_GIVEN RECORDS_:
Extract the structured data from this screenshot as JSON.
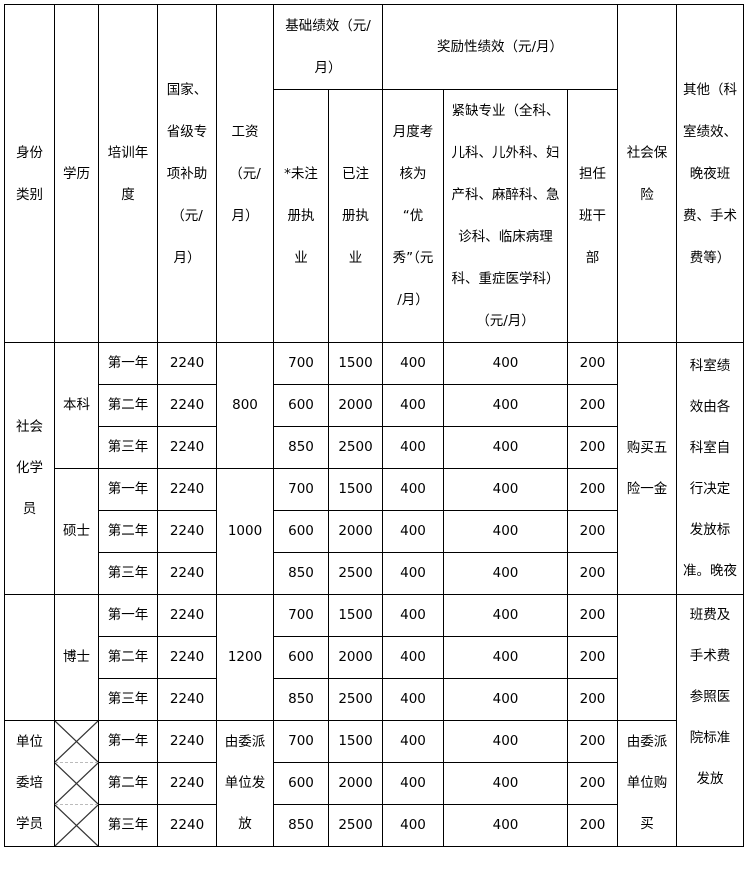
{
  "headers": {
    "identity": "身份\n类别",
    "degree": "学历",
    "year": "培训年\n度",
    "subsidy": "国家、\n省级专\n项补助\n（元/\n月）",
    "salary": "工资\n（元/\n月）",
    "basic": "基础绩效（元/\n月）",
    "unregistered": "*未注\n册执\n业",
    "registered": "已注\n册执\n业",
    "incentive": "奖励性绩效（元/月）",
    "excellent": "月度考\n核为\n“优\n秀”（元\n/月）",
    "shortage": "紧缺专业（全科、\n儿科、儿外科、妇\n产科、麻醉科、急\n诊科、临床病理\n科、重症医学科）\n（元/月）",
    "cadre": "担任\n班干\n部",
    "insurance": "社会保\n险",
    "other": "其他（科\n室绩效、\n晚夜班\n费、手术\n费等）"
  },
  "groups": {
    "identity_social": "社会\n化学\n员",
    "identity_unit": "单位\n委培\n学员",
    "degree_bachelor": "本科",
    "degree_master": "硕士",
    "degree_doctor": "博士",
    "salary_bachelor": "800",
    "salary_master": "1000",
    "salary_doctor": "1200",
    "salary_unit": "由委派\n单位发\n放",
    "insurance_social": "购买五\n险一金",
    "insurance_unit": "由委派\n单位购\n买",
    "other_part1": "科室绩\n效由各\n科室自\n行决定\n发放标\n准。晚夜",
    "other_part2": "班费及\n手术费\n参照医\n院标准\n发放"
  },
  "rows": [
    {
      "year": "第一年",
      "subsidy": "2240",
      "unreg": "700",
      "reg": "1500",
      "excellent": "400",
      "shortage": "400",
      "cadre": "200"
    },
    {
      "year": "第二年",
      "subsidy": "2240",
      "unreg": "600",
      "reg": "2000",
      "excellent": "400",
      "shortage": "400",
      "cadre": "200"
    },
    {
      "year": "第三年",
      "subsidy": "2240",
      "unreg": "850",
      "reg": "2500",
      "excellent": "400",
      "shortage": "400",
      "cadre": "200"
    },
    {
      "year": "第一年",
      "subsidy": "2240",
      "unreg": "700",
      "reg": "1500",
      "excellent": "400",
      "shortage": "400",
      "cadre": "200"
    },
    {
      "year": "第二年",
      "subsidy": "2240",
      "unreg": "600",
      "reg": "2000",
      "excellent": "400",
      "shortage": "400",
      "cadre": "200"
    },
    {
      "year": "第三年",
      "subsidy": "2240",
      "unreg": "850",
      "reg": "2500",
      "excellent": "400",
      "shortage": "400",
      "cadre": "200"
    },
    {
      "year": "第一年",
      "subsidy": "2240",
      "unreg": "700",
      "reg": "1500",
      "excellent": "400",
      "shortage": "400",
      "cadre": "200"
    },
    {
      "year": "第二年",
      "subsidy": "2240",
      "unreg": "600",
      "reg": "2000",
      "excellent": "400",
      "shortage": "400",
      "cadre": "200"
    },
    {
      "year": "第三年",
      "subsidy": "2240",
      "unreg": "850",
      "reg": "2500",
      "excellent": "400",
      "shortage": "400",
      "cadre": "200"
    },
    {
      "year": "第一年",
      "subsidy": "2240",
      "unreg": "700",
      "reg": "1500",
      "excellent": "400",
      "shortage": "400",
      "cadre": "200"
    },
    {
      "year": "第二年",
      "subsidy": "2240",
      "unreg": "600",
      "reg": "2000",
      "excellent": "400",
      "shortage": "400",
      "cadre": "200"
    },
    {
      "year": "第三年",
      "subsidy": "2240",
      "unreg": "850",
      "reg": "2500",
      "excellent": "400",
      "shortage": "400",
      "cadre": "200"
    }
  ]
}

_STATED GOAL_: Copy out all of the material exactly as written, without its pictures.

_CORRECT RESULT_:
Extract the structured data from this screenshot as JSON.
{
  "headers": {
    "identity": "身份\n类别",
    "degree": "学历",
    "year": "培训年\n度",
    "subsidy": "国家、\n省级专\n项补助\n（元/\n月）",
    "salary": "工资\n（元/\n月）",
    "basic": "基础绩效（元/\n月）",
    "unregistered": "*未注\n册执\n业",
    "registered": "已注\n册执\n业",
    "incentive": "奖励性绩效（元/月）",
    "excellent": "月度考\n核为\n“优\n秀”（元\n/月）",
    "shortage": "紧缺专业（全科、\n儿科、儿外科、妇\n产科、麻醉科、急\n诊科、临床病理\n科、重症医学科）\n（元/月）",
    "cadre": "担任\n班干\n部",
    "insurance": "社会保\n险",
    "other": "其他（科\n室绩效、\n晚夜班\n费、手术\n费等）"
  },
  "groups": {
    "identity_social": "社会\n化学\n员",
    "identity_unit": "单位\n委培\n学员",
    "degree_bachelor": "本科",
    "degree_master": "硕士",
    "degree_doctor": "博士",
    "salary_bachelor": "800",
    "salary_master": "1000",
    "salary_doctor": "1200",
    "salary_unit": "由委派\n单位发\n放",
    "insurance_social": "购买五\n险一金",
    "insurance_unit": "由委派\n单位购\n买",
    "other_part1": "科室绩\n效由各\n科室自\n行决定\n发放标\n准。晚夜",
    "other_part2": "班费及\n手术费\n参照医\n院标准\n发放"
  },
  "rows": [
    {
      "year": "第一年",
      "subsidy": "2240",
      "unreg": "700",
      "reg": "1500",
      "excellent": "400",
      "shortage": "400",
      "cadre": "200"
    },
    {
      "year": "第二年",
      "subsidy": "2240",
      "unreg": "600",
      "reg": "2000",
      "excellent": "400",
      "shortage": "400",
      "cadre": "200"
    },
    {
      "year": "第三年",
      "subsidy": "2240",
      "unreg": "850",
      "reg": "2500",
      "excellent": "400",
      "shortage": "400",
      "cadre": "200"
    },
    {
      "year": "第一年",
      "subsidy": "2240",
      "unreg": "700",
      "reg": "1500",
      "excellent": "400",
      "shortage": "400",
      "cadre": "200"
    },
    {
      "year": "第二年",
      "subsidy": "2240",
      "unreg": "600",
      "reg": "2000",
      "excellent": "400",
      "shortage": "400",
      "cadre": "200"
    },
    {
      "year": "第三年",
      "subsidy": "2240",
      "unreg": "850",
      "reg": "2500",
      "excellent": "400",
      "shortage": "400",
      "cadre": "200"
    },
    {
      "year": "第一年",
      "subsidy": "2240",
      "unreg": "700",
      "reg": "1500",
      "excellent": "400",
      "shortage": "400",
      "cadre": "200"
    },
    {
      "year": "第二年",
      "subsidy": "2240",
      "unreg": "600",
      "reg": "2000",
      "excellent": "400",
      "shortage": "400",
      "cadre": "200"
    },
    {
      "year": "第三年",
      "subsidy": "2240",
      "unreg": "850",
      "reg": "2500",
      "excellent": "400",
      "shortage": "400",
      "cadre": "200"
    },
    {
      "year": "第一年",
      "subsidy": "2240",
      "unreg": "700",
      "reg": "1500",
      "excellent": "400",
      "shortage": "400",
      "cadre": "200"
    },
    {
      "year": "第二年",
      "subsidy": "2240",
      "unreg": "600",
      "reg": "2000",
      "excellent": "400",
      "shortage": "400",
      "cadre": "200"
    },
    {
      "year": "第三年",
      "subsidy": "2240",
      "unreg": "850",
      "reg": "2500",
      "excellent": "400",
      "shortage": "400",
      "cadre": "200"
    }
  ]
}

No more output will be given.